>> START THE RECORDS
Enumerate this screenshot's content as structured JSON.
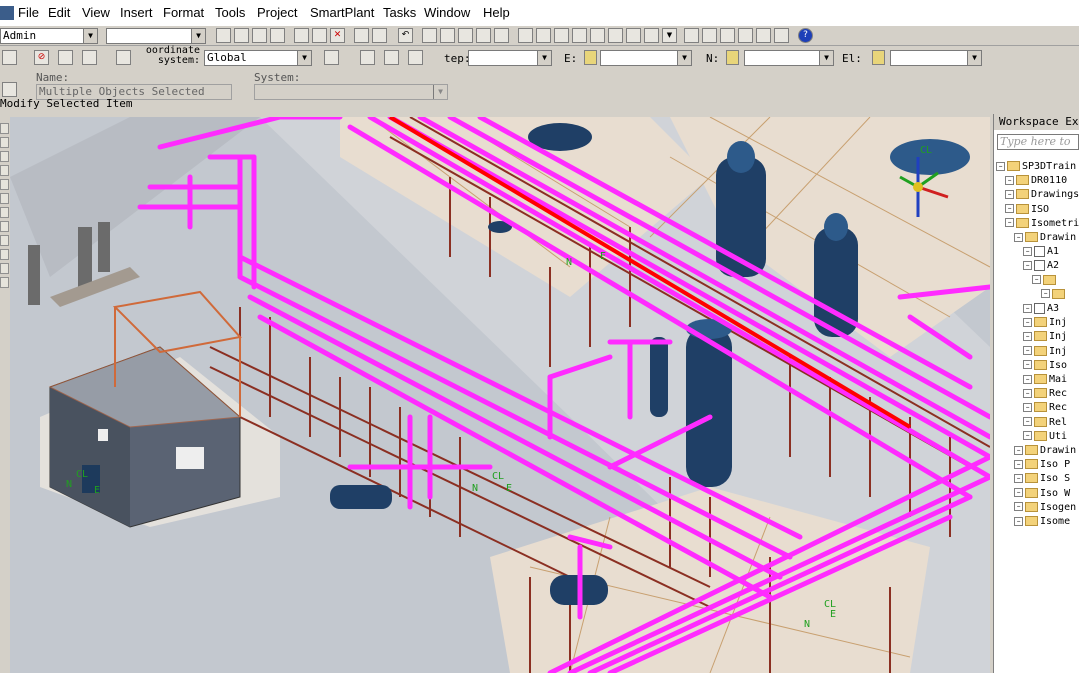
{
  "menu": [
    "File",
    "Edit",
    "View",
    "Insert",
    "Format",
    "Tools",
    "Project",
    "SmartPlant",
    "Tasks",
    "Window",
    "Help"
  ],
  "toolbar": {
    "permission_group": "Admin",
    "coordinate_system_label": "oordinate system:",
    "coordinate_system_value": "Global",
    "step_label": "tep:",
    "e_label": "E:",
    "n_label": "N:",
    "el_label": "El:",
    "name_label": "Name:",
    "name_value": "Multiple Objects Selected",
    "system_label": "System:",
    "status": "Modify Selected Item"
  },
  "explorer": {
    "title": "Workspace Exp",
    "search_placeholder": "Type here to",
    "items": [
      {
        "label": "SP3DTrain",
        "type": "root",
        "indent": 0
      },
      {
        "label": "DR0110",
        "type": "folder",
        "indent": 1
      },
      {
        "label": "Drawings",
        "type": "folder",
        "indent": 1
      },
      {
        "label": "ISO",
        "type": "folder",
        "indent": 1
      },
      {
        "label": "Isometric",
        "type": "folder",
        "indent": 1
      },
      {
        "label": "Drawin",
        "type": "folder",
        "indent": 2
      },
      {
        "label": "A1",
        "type": "doc",
        "indent": 3
      },
      {
        "label": "A2",
        "type": "doc",
        "indent": 3
      },
      {
        "label": "",
        "type": "folder",
        "indent": 4
      },
      {
        "label": "",
        "type": "folder",
        "indent": 5
      },
      {
        "label": "A3",
        "type": "doc",
        "indent": 3
      },
      {
        "label": "Inj",
        "type": "folder",
        "indent": 3
      },
      {
        "label": "Inj",
        "type": "folder",
        "indent": 3
      },
      {
        "label": "Inj",
        "type": "folder",
        "indent": 3
      },
      {
        "label": "Iso",
        "type": "folder",
        "indent": 3
      },
      {
        "label": "Mai",
        "type": "folder",
        "indent": 3
      },
      {
        "label": "Rec",
        "type": "folder",
        "indent": 3
      },
      {
        "label": "Rec",
        "type": "folder",
        "indent": 3
      },
      {
        "label": "Rel",
        "type": "folder",
        "indent": 3
      },
      {
        "label": "Uti",
        "type": "folder",
        "indent": 3
      },
      {
        "label": "Drawin",
        "type": "folder",
        "indent": 2
      },
      {
        "label": "Iso P",
        "type": "folder",
        "indent": 2
      },
      {
        "label": "Iso S",
        "type": "folder",
        "indent": 2
      },
      {
        "label": "Iso W",
        "type": "folder",
        "indent": 2
      },
      {
        "label": "Isogen",
        "type": "folder",
        "indent": 2
      },
      {
        "label": "Isome",
        "type": "folder",
        "indent": 2
      }
    ]
  },
  "view_labels": [
    "N",
    "E",
    "CL",
    "N",
    "E",
    "CL",
    "N",
    "E",
    "CL",
    "N",
    "E",
    "CL"
  ],
  "colors": {
    "pipe": "#ff2bff",
    "pipe_dark": "#cc00cc",
    "steel": "#8b2f22",
    "slab": "#e5d9c8",
    "vessel": "#1f3f66",
    "ground": "#c3c8cf",
    "highlight": "#ff0000"
  }
}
>> END THE RECORDS
* [SET EXERCISE]:
Omit each picture, then return all of the listing exactly as it stands.

* [OUTPUT OF THE EXERCISE]:
Enumerate this screenshot's content as structured JSON.
{
  "menu": [
    "File",
    "Edit",
    "View",
    "Insert",
    "Format",
    "Tools",
    "Project",
    "SmartPlant",
    "Tasks",
    "Window",
    "Help"
  ],
  "toolbar": {
    "permission_group": "Admin",
    "coordinate_system_label": "oordinate system:",
    "coordinate_system_value": "Global",
    "step_label": "tep:",
    "e_label": "E:",
    "n_label": "N:",
    "el_label": "El:",
    "name_label": "Name:",
    "name_value": "Multiple Objects Selected",
    "system_label": "System:",
    "status": "Modify Selected Item"
  },
  "explorer": {
    "title": "Workspace Exp",
    "search_placeholder": "Type here to",
    "items": [
      {
        "label": "SP3DTrain",
        "type": "root",
        "indent": 0
      },
      {
        "label": "DR0110",
        "type": "folder",
        "indent": 1
      },
      {
        "label": "Drawings",
        "type": "folder",
        "indent": 1
      },
      {
        "label": "ISO",
        "type": "folder",
        "indent": 1
      },
      {
        "label": "Isometric",
        "type": "folder",
        "indent": 1
      },
      {
        "label": "Drawin",
        "type": "folder",
        "indent": 2
      },
      {
        "label": "A1",
        "type": "doc",
        "indent": 3
      },
      {
        "label": "A2",
        "type": "doc",
        "indent": 3
      },
      {
        "label": "",
        "type": "folder",
        "indent": 4
      },
      {
        "label": "",
        "type": "folder",
        "indent": 5
      },
      {
        "label": "A3",
        "type": "doc",
        "indent": 3
      },
      {
        "label": "Inj",
        "type": "folder",
        "indent": 3
      },
      {
        "label": "Inj",
        "type": "folder",
        "indent": 3
      },
      {
        "label": "Inj",
        "type": "folder",
        "indent": 3
      },
      {
        "label": "Iso",
        "type": "folder",
        "indent": 3
      },
      {
        "label": "Mai",
        "type": "folder",
        "indent": 3
      },
      {
        "label": "Rec",
        "type": "folder",
        "indent": 3
      },
      {
        "label": "Rec",
        "type": "folder",
        "indent": 3
      },
      {
        "label": "Rel",
        "type": "folder",
        "indent": 3
      },
      {
        "label": "Uti",
        "type": "folder",
        "indent": 3
      },
      {
        "label": "Drawin",
        "type": "folder",
        "indent": 2
      },
      {
        "label": "Iso P",
        "type": "folder",
        "indent": 2
      },
      {
        "label": "Iso S",
        "type": "folder",
        "indent": 2
      },
      {
        "label": "Iso W",
        "type": "folder",
        "indent": 2
      },
      {
        "label": "Isogen",
        "type": "folder",
        "indent": 2
      },
      {
        "label": "Isome",
        "type": "folder",
        "indent": 2
      }
    ]
  },
  "view_labels": [
    "N",
    "E",
    "CL",
    "N",
    "E",
    "CL",
    "N",
    "E",
    "CL",
    "N",
    "E",
    "CL"
  ],
  "colors": {
    "pipe": "#ff2bff",
    "pipe_dark": "#cc00cc",
    "steel": "#8b2f22",
    "slab": "#e5d9c8",
    "vessel": "#1f3f66",
    "ground": "#c3c8cf",
    "highlight": "#ff0000"
  }
}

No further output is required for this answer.